WHAT IS BEING ASKED: List, from the lines below, each one with "офисное" in it.

Items listed in a dataset

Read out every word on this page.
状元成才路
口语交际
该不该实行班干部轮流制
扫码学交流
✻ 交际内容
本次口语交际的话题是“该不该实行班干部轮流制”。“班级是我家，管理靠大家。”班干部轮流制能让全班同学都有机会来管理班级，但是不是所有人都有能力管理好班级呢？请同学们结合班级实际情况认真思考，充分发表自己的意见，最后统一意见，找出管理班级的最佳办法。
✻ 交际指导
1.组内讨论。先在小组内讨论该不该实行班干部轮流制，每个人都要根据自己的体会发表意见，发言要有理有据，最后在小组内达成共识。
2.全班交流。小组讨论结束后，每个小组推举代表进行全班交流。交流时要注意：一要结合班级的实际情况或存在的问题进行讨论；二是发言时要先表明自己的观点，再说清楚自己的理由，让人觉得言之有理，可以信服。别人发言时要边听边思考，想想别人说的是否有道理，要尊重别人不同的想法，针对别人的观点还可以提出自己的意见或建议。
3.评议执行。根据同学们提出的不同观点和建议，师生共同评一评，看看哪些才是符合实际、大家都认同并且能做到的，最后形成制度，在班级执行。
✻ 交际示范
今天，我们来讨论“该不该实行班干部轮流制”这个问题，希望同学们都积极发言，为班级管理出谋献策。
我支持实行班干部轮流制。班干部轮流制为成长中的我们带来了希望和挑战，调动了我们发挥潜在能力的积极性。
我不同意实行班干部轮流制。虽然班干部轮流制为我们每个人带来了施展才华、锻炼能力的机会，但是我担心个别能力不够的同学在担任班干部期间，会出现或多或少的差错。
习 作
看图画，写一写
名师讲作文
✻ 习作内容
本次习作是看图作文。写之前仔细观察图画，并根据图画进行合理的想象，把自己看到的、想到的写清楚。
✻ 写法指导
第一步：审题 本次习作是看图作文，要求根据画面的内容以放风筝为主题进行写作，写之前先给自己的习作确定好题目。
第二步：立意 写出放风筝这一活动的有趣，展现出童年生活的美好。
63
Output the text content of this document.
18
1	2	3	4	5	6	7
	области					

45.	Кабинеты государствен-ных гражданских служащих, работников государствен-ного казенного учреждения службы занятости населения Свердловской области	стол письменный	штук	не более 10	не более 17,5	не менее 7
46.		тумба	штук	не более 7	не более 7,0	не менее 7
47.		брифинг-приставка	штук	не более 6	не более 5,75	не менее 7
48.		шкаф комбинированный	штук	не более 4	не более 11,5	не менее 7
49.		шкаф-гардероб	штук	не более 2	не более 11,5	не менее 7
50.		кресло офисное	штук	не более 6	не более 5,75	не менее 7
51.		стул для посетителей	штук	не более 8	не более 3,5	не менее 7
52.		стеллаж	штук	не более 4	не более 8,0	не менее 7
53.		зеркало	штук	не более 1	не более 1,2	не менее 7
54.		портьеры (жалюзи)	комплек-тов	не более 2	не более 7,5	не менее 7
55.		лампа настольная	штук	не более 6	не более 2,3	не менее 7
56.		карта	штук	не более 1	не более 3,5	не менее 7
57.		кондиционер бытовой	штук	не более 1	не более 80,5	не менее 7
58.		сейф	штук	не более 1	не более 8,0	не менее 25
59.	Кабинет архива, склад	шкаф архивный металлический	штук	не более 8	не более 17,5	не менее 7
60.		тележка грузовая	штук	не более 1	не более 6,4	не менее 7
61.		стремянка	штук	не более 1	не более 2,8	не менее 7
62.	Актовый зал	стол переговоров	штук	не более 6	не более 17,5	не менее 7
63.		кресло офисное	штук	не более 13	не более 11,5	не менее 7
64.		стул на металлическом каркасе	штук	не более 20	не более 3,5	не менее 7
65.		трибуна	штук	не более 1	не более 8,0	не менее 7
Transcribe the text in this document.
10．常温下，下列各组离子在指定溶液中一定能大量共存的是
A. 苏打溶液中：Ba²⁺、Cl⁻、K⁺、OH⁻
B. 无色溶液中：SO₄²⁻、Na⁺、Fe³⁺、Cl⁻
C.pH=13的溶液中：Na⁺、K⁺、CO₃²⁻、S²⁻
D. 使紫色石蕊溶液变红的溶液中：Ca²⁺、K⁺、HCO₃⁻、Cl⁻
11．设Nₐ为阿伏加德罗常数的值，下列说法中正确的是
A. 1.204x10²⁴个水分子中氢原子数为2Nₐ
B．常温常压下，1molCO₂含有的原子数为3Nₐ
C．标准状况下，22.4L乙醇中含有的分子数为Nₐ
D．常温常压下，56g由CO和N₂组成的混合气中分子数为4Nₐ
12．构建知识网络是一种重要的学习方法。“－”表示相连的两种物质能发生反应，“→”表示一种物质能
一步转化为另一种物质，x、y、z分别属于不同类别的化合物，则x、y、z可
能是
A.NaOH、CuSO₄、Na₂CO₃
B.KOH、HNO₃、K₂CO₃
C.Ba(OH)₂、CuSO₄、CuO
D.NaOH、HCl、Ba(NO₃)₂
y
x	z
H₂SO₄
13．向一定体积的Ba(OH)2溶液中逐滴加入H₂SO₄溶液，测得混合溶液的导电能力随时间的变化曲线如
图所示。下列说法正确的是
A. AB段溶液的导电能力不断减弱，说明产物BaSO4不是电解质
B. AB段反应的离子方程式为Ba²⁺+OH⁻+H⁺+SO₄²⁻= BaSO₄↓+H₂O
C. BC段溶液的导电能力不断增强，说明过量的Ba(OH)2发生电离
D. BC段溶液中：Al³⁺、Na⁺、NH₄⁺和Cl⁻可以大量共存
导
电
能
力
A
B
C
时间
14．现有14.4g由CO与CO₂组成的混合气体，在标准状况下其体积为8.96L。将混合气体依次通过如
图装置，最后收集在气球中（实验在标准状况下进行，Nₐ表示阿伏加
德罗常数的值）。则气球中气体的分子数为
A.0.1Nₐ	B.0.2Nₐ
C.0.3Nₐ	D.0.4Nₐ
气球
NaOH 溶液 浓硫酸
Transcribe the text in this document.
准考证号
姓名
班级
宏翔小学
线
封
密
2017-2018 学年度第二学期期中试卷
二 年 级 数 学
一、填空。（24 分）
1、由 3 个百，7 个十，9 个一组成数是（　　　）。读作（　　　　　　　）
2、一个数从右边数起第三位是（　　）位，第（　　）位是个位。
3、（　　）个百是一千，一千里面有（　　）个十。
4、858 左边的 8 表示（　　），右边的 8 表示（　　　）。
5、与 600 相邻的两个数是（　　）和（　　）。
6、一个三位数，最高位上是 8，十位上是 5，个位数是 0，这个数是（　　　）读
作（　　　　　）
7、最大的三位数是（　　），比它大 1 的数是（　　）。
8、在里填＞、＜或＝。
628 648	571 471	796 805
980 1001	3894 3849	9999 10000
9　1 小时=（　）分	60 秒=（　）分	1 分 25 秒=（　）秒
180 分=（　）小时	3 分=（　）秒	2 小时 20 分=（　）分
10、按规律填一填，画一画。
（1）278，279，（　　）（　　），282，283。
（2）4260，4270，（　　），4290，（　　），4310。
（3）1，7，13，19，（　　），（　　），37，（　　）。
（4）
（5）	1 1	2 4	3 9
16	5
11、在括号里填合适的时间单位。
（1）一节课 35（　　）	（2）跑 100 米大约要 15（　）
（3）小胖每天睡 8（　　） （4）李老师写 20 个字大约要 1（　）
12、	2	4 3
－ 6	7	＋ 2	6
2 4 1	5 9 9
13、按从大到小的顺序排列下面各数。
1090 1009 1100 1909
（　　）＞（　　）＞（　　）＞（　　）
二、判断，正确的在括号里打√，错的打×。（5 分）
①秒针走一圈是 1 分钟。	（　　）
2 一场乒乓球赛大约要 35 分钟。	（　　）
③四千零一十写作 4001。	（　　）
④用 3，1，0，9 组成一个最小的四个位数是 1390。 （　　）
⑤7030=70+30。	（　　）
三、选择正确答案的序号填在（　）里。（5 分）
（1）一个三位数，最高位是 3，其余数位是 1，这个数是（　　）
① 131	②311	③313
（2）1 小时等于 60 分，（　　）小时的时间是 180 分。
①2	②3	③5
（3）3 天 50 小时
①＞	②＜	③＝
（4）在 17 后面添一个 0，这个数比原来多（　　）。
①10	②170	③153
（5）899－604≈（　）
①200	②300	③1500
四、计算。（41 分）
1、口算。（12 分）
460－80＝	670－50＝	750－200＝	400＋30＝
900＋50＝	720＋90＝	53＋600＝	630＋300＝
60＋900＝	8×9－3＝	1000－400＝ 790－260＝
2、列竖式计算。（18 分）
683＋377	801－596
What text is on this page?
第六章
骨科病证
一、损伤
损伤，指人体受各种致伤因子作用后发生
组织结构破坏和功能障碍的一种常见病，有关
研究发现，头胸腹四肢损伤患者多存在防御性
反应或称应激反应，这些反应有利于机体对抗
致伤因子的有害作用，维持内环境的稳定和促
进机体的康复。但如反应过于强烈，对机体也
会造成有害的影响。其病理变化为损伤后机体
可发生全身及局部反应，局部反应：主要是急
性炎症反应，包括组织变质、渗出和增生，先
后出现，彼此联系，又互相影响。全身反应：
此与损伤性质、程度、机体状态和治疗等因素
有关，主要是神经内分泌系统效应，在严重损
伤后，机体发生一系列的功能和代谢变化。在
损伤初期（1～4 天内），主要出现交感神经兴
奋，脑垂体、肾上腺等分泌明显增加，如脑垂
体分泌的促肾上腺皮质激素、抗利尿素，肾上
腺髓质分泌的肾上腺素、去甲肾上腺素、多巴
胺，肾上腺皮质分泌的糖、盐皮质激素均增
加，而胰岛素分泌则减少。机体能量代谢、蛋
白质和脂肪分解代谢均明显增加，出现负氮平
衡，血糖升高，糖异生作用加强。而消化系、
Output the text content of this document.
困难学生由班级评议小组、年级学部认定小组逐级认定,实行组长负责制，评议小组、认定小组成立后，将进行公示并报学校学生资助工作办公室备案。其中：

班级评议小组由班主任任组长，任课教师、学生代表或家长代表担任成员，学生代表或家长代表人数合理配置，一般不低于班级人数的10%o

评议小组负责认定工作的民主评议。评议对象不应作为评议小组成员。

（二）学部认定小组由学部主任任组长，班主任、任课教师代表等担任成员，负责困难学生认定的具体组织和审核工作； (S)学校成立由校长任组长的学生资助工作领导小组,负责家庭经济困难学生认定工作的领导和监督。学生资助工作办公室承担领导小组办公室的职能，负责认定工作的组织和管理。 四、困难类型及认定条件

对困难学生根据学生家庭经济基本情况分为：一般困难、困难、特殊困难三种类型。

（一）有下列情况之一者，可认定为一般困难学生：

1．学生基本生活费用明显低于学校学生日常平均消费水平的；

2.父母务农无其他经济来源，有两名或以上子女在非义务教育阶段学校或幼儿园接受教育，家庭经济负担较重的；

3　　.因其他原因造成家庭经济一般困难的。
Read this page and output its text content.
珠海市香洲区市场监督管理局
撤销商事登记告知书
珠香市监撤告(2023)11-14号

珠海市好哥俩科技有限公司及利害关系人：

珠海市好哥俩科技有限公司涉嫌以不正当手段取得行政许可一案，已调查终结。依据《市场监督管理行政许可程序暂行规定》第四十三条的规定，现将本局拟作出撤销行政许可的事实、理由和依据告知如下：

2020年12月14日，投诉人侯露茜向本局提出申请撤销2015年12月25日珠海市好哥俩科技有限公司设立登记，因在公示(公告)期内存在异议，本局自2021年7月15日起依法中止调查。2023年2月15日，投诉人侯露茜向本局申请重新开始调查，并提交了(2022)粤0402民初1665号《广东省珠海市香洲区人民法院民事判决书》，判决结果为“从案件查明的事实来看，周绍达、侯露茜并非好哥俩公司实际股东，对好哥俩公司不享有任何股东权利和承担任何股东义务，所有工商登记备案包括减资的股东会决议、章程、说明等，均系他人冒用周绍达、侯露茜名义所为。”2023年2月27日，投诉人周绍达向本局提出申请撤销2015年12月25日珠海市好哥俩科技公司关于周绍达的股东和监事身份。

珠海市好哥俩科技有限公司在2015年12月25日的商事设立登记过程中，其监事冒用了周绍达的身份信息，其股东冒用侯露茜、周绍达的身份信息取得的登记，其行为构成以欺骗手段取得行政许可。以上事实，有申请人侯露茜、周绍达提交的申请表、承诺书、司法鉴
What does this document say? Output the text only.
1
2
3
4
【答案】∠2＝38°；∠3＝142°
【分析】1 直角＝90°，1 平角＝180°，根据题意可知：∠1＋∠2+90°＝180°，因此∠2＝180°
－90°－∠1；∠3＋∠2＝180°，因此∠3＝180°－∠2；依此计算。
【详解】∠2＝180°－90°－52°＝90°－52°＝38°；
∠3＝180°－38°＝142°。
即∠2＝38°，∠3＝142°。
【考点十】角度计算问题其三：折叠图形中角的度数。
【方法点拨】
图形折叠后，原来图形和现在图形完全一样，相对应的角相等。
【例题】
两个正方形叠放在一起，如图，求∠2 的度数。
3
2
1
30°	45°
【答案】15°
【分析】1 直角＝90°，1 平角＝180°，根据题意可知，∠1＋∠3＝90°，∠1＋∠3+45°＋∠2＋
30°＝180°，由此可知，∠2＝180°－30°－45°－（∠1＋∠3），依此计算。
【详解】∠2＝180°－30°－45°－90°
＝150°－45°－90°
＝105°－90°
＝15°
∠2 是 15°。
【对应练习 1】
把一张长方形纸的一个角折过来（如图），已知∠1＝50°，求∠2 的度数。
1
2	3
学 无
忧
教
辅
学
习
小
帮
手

COMPLETED TASK:
50.		кресло офисное	штук	не более 6	не более 5,75	не менее 7
63.		кресло офисное	штук	не более 13	не более 11,5	не менее 7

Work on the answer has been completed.